> Set problem: Gather the lines from the material that contain "MINERALS".

> Dataset extract:
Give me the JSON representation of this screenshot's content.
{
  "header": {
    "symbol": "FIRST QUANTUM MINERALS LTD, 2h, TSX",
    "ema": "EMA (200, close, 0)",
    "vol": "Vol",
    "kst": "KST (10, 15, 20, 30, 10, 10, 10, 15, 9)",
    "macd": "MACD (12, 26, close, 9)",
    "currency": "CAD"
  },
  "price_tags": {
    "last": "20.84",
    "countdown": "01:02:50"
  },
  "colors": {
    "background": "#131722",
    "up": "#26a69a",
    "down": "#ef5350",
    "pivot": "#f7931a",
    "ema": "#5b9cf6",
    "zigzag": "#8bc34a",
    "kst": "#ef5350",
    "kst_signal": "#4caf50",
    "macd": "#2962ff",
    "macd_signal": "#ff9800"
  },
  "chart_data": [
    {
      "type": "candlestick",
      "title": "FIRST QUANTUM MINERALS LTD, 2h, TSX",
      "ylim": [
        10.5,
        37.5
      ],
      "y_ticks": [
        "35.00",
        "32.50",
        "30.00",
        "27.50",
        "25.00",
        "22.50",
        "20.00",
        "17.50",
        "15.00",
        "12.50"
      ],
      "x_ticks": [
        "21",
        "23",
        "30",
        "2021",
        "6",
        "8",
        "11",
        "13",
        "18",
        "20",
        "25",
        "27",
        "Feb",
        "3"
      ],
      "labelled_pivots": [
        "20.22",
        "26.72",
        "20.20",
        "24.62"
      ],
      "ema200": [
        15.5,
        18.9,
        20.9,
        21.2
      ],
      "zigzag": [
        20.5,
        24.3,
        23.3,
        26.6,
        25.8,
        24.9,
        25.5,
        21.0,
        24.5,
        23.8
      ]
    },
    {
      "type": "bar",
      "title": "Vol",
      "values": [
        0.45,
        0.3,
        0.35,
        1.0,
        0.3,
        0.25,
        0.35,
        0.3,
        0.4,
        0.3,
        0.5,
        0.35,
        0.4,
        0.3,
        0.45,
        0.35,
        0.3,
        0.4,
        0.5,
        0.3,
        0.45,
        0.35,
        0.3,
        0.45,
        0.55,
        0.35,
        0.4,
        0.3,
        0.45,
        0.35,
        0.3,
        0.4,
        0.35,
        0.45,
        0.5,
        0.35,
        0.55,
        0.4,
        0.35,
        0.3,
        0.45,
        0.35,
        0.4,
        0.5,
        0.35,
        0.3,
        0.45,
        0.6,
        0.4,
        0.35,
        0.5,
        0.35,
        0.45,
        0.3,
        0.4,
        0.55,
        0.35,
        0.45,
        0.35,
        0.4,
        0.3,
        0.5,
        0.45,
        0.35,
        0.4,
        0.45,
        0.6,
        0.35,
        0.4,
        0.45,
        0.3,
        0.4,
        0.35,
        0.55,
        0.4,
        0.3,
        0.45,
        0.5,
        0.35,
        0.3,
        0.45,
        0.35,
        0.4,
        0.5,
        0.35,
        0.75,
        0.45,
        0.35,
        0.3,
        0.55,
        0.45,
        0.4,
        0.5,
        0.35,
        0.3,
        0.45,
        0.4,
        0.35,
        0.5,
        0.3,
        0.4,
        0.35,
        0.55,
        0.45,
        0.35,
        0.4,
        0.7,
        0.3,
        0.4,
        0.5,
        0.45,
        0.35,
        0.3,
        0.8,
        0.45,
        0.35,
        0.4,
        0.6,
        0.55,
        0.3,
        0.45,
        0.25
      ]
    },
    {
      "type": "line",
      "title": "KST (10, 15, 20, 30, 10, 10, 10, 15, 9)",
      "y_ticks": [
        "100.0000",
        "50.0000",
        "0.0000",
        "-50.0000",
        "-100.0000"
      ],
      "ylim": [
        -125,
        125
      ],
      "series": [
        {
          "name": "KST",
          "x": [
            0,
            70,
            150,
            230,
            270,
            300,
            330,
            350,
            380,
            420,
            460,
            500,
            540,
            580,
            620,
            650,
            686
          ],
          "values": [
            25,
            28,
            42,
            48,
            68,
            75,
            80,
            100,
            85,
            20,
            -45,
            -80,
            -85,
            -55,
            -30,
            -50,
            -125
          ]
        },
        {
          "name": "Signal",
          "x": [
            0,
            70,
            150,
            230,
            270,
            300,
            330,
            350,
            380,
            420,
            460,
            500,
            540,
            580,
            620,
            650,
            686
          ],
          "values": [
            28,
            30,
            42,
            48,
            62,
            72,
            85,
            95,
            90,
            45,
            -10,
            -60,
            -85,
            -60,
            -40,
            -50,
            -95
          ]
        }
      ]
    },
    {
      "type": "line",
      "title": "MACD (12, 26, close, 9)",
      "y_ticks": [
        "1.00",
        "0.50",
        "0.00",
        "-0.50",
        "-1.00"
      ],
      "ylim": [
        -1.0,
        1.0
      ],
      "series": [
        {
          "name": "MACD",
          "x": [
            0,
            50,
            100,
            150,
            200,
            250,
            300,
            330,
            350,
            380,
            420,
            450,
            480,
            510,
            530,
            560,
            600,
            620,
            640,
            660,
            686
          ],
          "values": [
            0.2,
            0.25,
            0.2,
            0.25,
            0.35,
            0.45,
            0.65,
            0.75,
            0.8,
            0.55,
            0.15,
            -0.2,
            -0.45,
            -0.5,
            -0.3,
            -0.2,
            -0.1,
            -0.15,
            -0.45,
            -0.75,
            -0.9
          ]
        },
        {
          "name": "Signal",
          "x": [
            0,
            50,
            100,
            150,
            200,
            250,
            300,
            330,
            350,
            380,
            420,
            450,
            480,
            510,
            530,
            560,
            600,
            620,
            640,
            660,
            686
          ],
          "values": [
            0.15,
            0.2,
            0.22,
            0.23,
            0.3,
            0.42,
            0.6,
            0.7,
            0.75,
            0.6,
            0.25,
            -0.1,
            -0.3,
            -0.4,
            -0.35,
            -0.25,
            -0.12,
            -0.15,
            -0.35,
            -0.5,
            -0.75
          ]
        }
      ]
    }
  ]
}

> Answer to this problem:
    "symbol": "FIRST QUANTUM MINERALS LTD, 2h, TSX",
      "title": "FIRST QUANTUM MINERALS LTD, 2h, TSX",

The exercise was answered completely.